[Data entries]
- - - -

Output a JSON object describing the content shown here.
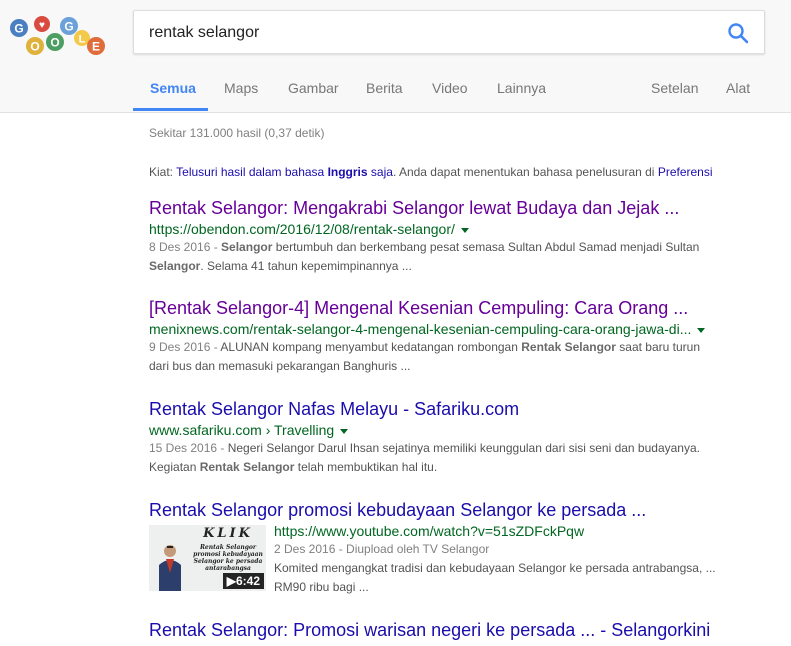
{
  "search": {
    "query": "rentak selangor"
  },
  "tabs": [
    {
      "label": "Semua"
    },
    {
      "label": "Maps"
    },
    {
      "label": "Gambar"
    },
    {
      "label": "Berita"
    },
    {
      "label": "Video"
    },
    {
      "label": "Lainnya"
    }
  ],
  "tools": {
    "settings": "Setelan",
    "tools": "Alat"
  },
  "stats": "Sekitar 131.000 hasil (0,37 detik)",
  "hint": {
    "prefix": "Kiat: ",
    "link1": "Telusuri hasil dalam bahasa ",
    "link1_bold": "Inggris",
    "link1_end": " saja",
    "middle": ". Anda dapat menentukan bahasa penelusuran di ",
    "link2": "Preferensi"
  },
  "results": [
    {
      "title": "Rentak Selangor: Mengakrabi Selangor lewat Budaya dan Jejak ...",
      "url": "https://obendon.com/2016/12/08/rentak-selangor/",
      "date": "8 Des 2016 - ",
      "s1": "Selangor",
      "s2": " bertumbuh dan berkembang pesat semasa Sultan Abdul Samad menjadi Sultan",
      "s3": "Selangor",
      "s4": ". Selama 41 tahun kepemimpinannya ..."
    },
    {
      "title": "[Rentak Selangor-4] Mengenal Kesenian Cempuling: Cara Orang ...",
      "url": "menixnews.com/rentak-selangor-4-mengenal-kesenian-cempuling-cara-orang-jawa-di...",
      "date": "9 Des 2016 - ",
      "s1": "ALUNAN kompang menyambut kedatangan rombongan ",
      "s2": "Rentak Selangor",
      "s3": " saat baru turun",
      "s4": "dari bus dan memasuki pekarangan Banghuris ..."
    },
    {
      "title": "Rentak Selangor Nafas Melayu - Safariku.com",
      "url": "www.safariku.com › Travelling",
      "date": "15 Des 2016 - ",
      "s1": "Negeri Selangor Darul Ihsan sejatinya memiliki keunggulan dari sisi seni dan budayanya.",
      "s2": "Kegiatan ",
      "s3": "Rentak Selangor",
      "s4": " telah membuktikan hal itu."
    },
    {
      "title": "Rentak Selangor promosi kebudayaan Selangor ke persada ...",
      "url": "https://www.youtube.com/watch?v=51sZDFckPqw",
      "date": "2 Des 2016 - Diupload oleh TV Selangor",
      "s1": "Komited mengangkat tradisi dan kebudayaan Selangor ke persada antrabangsa, ...",
      "s2": "RM90 ribu bagi ...",
      "duration": "6:42",
      "thumb_klik": "KLIK",
      "thumb_caption": "Rentak Selangor promosi kebudayaan Selangor ke persada antarabangsa"
    },
    {
      "title": "Rentak Selangor: Promosi warisan negeri ke persada ... - Selangorkini"
    }
  ],
  "colors": {
    "link": "#1a0dab",
    "visited": "#660099",
    "url": "#006621",
    "accent": "#4285f4"
  }
}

- - - -

### SET EXERCISE
In the copy, include no pictures; restate the listing above exactly.

### REPLY TO THE TASK
Output a JSON object describing the content shown here.
{
  "search": {
    "query": "rentak selangor"
  },
  "tabs": [
    {
      "label": "Semua"
    },
    {
      "label": "Maps"
    },
    {
      "label": "Gambar"
    },
    {
      "label": "Berita"
    },
    {
      "label": "Video"
    },
    {
      "label": "Lainnya"
    }
  ],
  "tools": {
    "settings": "Setelan",
    "tools": "Alat"
  },
  "stats": "Sekitar 131.000 hasil (0,37 detik)",
  "hint": {
    "prefix": "Kiat: ",
    "link1": "Telusuri hasil dalam bahasa ",
    "link1_bold": "Inggris",
    "link1_end": " saja",
    "middle": ". Anda dapat menentukan bahasa penelusuran di ",
    "link2": "Preferensi"
  },
  "results": [
    {
      "title": "Rentak Selangor: Mengakrabi Selangor lewat Budaya dan Jejak ...",
      "url": "https://obendon.com/2016/12/08/rentak-selangor/",
      "date": "8 Des 2016 - ",
      "s1": "Selangor",
      "s2": " bertumbuh dan berkembang pesat semasa Sultan Abdul Samad menjadi Sultan",
      "s3": "Selangor",
      "s4": ". Selama 41 tahun kepemimpinannya ..."
    },
    {
      "title": "[Rentak Selangor-4] Mengenal Kesenian Cempuling: Cara Orang ...",
      "url": "menixnews.com/rentak-selangor-4-mengenal-kesenian-cempuling-cara-orang-jawa-di...",
      "date": "9 Des 2016 - ",
      "s1": "ALUNAN kompang menyambut kedatangan rombongan ",
      "s2": "Rentak Selangor",
      "s3": " saat baru turun",
      "s4": "dari bus dan memasuki pekarangan Banghuris ..."
    },
    {
      "title": "Rentak Selangor Nafas Melayu - Safariku.com",
      "url": "www.safariku.com › Travelling",
      "date": "15 Des 2016 - ",
      "s1": "Negeri Selangor Darul Ihsan sejatinya memiliki keunggulan dari sisi seni dan budayanya.",
      "s2": "Kegiatan ",
      "s3": "Rentak Selangor",
      "s4": " telah membuktikan hal itu."
    },
    {
      "title": "Rentak Selangor promosi kebudayaan Selangor ke persada ...",
      "url": "https://www.youtube.com/watch?v=51sZDFckPqw",
      "date": "2 Des 2016 - Diupload oleh TV Selangor",
      "s1": "Komited mengangkat tradisi dan kebudayaan Selangor ke persada antrabangsa, ...",
      "s2": "RM90 ribu bagi ...",
      "duration": "6:42",
      "thumb_klik": "KLIK",
      "thumb_caption": "Rentak Selangor promosi kebudayaan Selangor ke persada antarabangsa"
    },
    {
      "title": "Rentak Selangor: Promosi warisan negeri ke persada ... - Selangorkini"
    }
  ],
  "colors": {
    "link": "#1a0dab",
    "visited": "#660099",
    "url": "#006621",
    "accent": "#4285f4"
  }
}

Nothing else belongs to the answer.